= Stated task =
Each of the entries should be retyped precisely as it appears.

= Entries provided =
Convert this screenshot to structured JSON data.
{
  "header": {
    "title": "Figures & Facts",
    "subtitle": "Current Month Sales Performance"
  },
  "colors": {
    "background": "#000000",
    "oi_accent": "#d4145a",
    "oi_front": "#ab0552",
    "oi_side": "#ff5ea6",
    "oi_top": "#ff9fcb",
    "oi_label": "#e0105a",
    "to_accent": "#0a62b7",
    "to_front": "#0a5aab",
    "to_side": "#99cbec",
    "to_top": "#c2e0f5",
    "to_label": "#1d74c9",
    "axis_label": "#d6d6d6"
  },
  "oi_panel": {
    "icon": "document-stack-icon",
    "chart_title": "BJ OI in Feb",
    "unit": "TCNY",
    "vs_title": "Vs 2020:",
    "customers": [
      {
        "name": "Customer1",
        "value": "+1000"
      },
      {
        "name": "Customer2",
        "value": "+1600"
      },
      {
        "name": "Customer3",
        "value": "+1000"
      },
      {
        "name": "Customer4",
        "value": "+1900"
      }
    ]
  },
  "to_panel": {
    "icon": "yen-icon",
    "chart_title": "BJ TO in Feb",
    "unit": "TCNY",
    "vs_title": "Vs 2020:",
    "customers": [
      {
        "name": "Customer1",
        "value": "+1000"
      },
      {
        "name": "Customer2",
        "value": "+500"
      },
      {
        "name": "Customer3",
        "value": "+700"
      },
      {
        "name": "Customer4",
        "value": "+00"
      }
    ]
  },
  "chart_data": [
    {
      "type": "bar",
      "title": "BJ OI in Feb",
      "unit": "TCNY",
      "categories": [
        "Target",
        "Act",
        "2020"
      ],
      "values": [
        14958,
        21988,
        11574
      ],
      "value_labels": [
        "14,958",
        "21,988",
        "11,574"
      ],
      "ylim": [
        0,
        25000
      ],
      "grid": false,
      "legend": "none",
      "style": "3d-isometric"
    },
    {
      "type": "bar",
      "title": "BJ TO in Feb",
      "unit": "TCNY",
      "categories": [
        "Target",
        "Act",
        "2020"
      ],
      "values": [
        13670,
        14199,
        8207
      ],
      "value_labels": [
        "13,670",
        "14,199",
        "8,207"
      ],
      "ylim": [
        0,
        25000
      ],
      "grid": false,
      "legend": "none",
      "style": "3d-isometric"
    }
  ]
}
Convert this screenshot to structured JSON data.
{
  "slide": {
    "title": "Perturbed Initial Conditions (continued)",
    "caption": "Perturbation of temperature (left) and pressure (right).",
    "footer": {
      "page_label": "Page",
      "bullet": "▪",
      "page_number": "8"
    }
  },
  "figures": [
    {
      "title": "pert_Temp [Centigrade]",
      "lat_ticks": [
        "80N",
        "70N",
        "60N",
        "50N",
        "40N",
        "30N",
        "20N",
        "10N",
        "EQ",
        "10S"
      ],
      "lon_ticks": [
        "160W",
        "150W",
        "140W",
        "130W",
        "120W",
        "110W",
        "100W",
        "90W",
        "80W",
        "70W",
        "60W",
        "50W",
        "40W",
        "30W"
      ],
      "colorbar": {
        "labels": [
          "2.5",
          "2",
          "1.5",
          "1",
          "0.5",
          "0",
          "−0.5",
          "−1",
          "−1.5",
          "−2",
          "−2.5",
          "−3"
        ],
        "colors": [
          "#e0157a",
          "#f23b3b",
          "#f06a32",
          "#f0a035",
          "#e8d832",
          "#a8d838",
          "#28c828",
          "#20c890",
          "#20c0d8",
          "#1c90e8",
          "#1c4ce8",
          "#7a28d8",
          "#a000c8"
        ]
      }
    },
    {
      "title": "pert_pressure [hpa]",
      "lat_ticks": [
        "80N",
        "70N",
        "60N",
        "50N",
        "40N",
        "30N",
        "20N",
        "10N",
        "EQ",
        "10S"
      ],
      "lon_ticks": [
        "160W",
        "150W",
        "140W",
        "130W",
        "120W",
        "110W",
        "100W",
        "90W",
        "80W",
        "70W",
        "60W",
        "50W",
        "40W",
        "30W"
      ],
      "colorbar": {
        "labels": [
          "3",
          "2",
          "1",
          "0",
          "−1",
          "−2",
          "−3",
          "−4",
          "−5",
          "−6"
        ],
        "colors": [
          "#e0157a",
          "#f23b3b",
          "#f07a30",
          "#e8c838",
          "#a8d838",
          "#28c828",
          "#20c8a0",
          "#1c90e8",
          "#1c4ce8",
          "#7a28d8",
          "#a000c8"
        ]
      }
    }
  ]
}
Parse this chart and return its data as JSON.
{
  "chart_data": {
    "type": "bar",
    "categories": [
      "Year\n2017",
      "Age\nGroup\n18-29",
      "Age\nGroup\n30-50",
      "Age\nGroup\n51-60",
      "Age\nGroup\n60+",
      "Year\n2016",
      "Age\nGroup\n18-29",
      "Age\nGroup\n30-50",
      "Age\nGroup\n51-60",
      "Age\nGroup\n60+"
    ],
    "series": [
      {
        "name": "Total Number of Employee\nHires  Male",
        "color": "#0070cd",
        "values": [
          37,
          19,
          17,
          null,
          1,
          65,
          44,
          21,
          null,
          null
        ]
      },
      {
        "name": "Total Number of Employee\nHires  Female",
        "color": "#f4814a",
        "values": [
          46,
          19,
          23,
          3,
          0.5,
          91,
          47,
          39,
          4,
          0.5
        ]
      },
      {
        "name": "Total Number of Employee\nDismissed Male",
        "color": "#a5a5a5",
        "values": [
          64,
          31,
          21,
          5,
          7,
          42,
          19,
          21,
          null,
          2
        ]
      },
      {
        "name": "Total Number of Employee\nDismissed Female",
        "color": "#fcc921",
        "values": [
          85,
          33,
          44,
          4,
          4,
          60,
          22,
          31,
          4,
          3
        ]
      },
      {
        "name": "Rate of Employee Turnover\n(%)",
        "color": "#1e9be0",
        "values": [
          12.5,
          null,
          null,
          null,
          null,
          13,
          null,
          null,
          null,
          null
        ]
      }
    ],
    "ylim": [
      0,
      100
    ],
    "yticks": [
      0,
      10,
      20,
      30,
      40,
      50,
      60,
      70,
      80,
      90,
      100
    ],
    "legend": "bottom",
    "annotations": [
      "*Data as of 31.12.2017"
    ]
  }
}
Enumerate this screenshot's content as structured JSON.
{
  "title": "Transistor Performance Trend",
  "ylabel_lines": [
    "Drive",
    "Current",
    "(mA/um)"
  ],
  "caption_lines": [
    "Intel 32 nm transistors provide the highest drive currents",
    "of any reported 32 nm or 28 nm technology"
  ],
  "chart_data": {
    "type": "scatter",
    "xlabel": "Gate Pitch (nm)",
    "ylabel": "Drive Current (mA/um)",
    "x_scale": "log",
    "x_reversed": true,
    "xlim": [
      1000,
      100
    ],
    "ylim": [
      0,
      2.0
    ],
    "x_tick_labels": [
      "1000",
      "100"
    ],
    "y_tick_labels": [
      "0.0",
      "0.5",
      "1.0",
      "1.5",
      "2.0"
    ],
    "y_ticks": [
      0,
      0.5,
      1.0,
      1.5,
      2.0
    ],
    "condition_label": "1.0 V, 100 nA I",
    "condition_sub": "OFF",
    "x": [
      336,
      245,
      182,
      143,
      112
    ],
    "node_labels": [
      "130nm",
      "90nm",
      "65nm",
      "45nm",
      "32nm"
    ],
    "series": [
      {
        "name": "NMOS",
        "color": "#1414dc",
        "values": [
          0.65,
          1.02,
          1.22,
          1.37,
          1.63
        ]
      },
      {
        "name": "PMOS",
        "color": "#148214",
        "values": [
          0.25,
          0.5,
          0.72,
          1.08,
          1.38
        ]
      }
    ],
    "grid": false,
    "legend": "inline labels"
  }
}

= Exercise result =
Convert this screenshot to structured JSON data.
{
  "header": {
    "title": "Figures & Facts",
    "subtitle": "Current Month Sales Performance"
  },
  "colors": {
    "background": "#000000",
    "oi_accent": "#d4145a",
    "oi_front": "#ab0552",
    "oi_side": "#ff5ea6",
    "oi_top": "#ff9fcb",
    "oi_label": "#e0105a",
    "to_accent": "#0a62b7",
    "to_front": "#0a5aab",
    "to_side": "#99cbec",
    "to_top": "#c2e0f5",
    "to_label": "#1d74c9",
    "axis_label": "#d6d6d6"
  },
  "oi_panel": {
    "icon": "document-stack-icon",
    "chart_title": "BJ OI in Feb",
    "unit": "TCNY",
    "vs_title": "Vs 2020:",
    "customers": [
      {
        "name": "Customer1",
        "value": "+1000"
      },
      {
        "name": "Customer2",
        "value": "+1600"
      },
      {
        "name": "Customer3",
        "value": "+1000"
      },
      {
        "name": "Customer4",
        "value": "+1900"
      }
    ]
  },
  "to_panel": {
    "icon": "yen-icon",
    "chart_title": "BJ TO in Feb",
    "unit": "TCNY",
    "vs_title": "Vs 2020:",
    "customers": [
      {
        "name": "Customer1",
        "value": "+1000"
      },
      {
        "name": "Customer2",
        "value": "+500"
      },
      {
        "name": "Customer3",
        "value": "+700"
      },
      {
        "name": "Customer4",
        "value": "+00"
      }
    ]
  },
  "chart_data": [
    {
      "type": "bar",
      "title": "BJ OI in Feb",
      "unit": "TCNY",
      "categories": [
        "Target",
        "Act",
        "2020"
      ],
      "values": [
        14958,
        21988,
        11574
      ],
      "value_labels": [
        "14,958",
        "21,988",
        "11,574"
      ],
      "ylim": [
        0,
        25000
      ],
      "grid": false,
      "legend": "none",
      "style": "3d-isometric"
    },
    {
      "type": "bar",
      "title": "BJ TO in Feb",
      "unit": "TCNY",
      "categories": [
        "Target",
        "Act",
        "2020"
      ],
      "values": [
        13670,
        14199,
        8207
      ],
      "value_labels": [
        "13,670",
        "14,199",
        "8,207"
      ],
      "ylim": [
        0,
        25000
      ],
      "grid": false,
      "legend": "none",
      "style": "3d-isometric"
    }
  ]
}
Convert this screenshot to structured JSON data.
{
  "slide": {
    "title": "Perturbed Initial Conditions (continued)",
    "caption": "Perturbation of temperature (left) and pressure (right).",
    "footer": {
      "page_label": "Page",
      "bullet": "▪",
      "page_number": "8"
    }
  },
  "figures": [
    {
      "title": "pert_Temp [Centigrade]",
      "lat_ticks": [
        "80N",
        "70N",
        "60N",
        "50N",
        "40N",
        "30N",
        "20N",
        "10N",
        "EQ",
        "10S"
      ],
      "lon_ticks": [
        "160W",
        "150W",
        "140W",
        "130W",
        "120W",
        "110W",
        "100W",
        "90W",
        "80W",
        "70W",
        "60W",
        "50W",
        "40W",
        "30W"
      ],
      "colorbar": {
        "labels": [
          "2.5",
          "2",
          "1.5",
          "1",
          "0.5",
          "0",
          "−0.5",
          "−1",
          "−1.5",
          "−2",
          "−2.5",
          "−3"
        ],
        "colors": [
          "#e0157a",
          "#f23b3b",
          "#f06a32",
          "#f0a035",
          "#e8d832",
          "#a8d838",
          "#28c828",
          "#20c890",
          "#20c0d8",
          "#1c90e8",
          "#1c4ce8",
          "#7a28d8",
          "#a000c8"
        ]
      }
    },
    {
      "title": "pert_pressure [hpa]",
      "lat_ticks": [
        "80N",
        "70N",
        "60N",
        "50N",
        "40N",
        "30N",
        "20N",
        "10N",
        "EQ",
        "10S"
      ],
      "lon_ticks": [
        "160W",
        "150W",
        "140W",
        "130W",
        "120W",
        "110W",
        "100W",
        "90W",
        "80W",
        "70W",
        "60W",
        "50W",
        "40W",
        "30W"
      ],
      "colorbar": {
        "labels": [
          "3",
          "2",
          "1",
          "0",
          "−1",
          "−2",
          "−3",
          "−4",
          "−5",
          "−6"
        ],
        "colors": [
          "#e0157a",
          "#f23b3b",
          "#f07a30",
          "#e8c838",
          "#a8d838",
          "#28c828",
          "#20c8a0",
          "#1c90e8",
          "#1c4ce8",
          "#7a28d8",
          "#a000c8"
        ]
      }
    }
  ]
}
Parse this chart and return its data as JSON.
{
  "chart_data": {
    "type": "bar",
    "categories": [
      "Year\n2017",
      "Age\nGroup\n18-29",
      "Age\nGroup\n30-50",
      "Age\nGroup\n51-60",
      "Age\nGroup\n60+",
      "Year\n2016",
      "Age\nGroup\n18-29",
      "Age\nGroup\n30-50",
      "Age\nGroup\n51-60",
      "Age\nGroup\n60+"
    ],
    "series": [
      {
        "name": "Total Number of Employee\nHires  Male",
        "color": "#0070cd",
        "values": [
          37,
          19,
          17,
          null,
          1,
          65,
          44,
          21,
          null,
          null
        ]
      },
      {
        "name": "Total Number of Employee\nHires  Female",
        "color": "#f4814a",
        "values": [
          46,
          19,
          23,
          3,
          0.5,
          91,
          47,
          39,
          4,
          0.5
        ]
      },
      {
        "name": "Total Number of Employee\nDismissed Male",
        "color": "#a5a5a5",
        "values": [
          64,
          31,
          21,
          5,
          7,
          42,
          19,
          21,
          null,
          2
        ]
      },
      {
        "name": "Total Number of Employee\nDismissed Female",
        "color": "#fcc921",
        "values": [
          85,
          33,
          44,
          4,
          4,
          60,
          22,
          31,
          4,
          3
        ]
      },
      {
        "name": "Rate of Employee Turnover\n(%)",
        "color": "#1e9be0",
        "values": [
          12.5,
          null,
          null,
          null,
          null,
          13,
          null,
          null,
          null,
          null
        ]
      }
    ],
    "ylim": [
      0,
      100
    ],
    "yticks": [
      0,
      10,
      20,
      30,
      40,
      50,
      60,
      70,
      80,
      90,
      100
    ],
    "legend": "bottom",
    "annotations": [
      "*Data as of 31.12.2017"
    ]
  }
}
Enumerate this screenshot's content as structured JSON.
{
  "title": "Transistor Performance Trend",
  "ylabel_lines": [
    "Drive",
    "Current",
    "(mA/um)"
  ],
  "caption_lines": [
    "Intel 32 nm transistors provide the highest drive currents",
    "of any reported 32 nm or 28 nm technology"
  ],
  "chart_data": {
    "type": "scatter",
    "xlabel": "Gate Pitch (nm)",
    "ylabel": "Drive Current (mA/um)",
    "x_scale": "log",
    "x_reversed": true,
    "xlim": [
      1000,
      100
    ],
    "ylim": [
      0,
      2.0
    ],
    "x_tick_labels": [
      "1000",
      "100"
    ],
    "y_tick_labels": [
      "0.0",
      "0.5",
      "1.0",
      "1.5",
      "2.0"
    ],
    "y_ticks": [
      0,
      0.5,
      1.0,
      1.5,
      2.0
    ],
    "condition_label": "1.0 V, 100 nA I",
    "condition_sub": "OFF",
    "x": [
      336,
      245,
      182,
      143,
      112
    ],
    "node_labels": [
      "130nm",
      "90nm",
      "65nm",
      "45nm",
      "32nm"
    ],
    "series": [
      {
        "name": "NMOS",
        "color": "#1414dc",
        "values": [
          0.65,
          1.02,
          1.22,
          1.37,
          1.63
        ]
      },
      {
        "name": "PMOS",
        "color": "#148214",
        "values": [
          0.25,
          0.5,
          0.72,
          1.08,
          1.38
        ]
      }
    ],
    "grid": false,
    "legend": "inline labels"
  }
}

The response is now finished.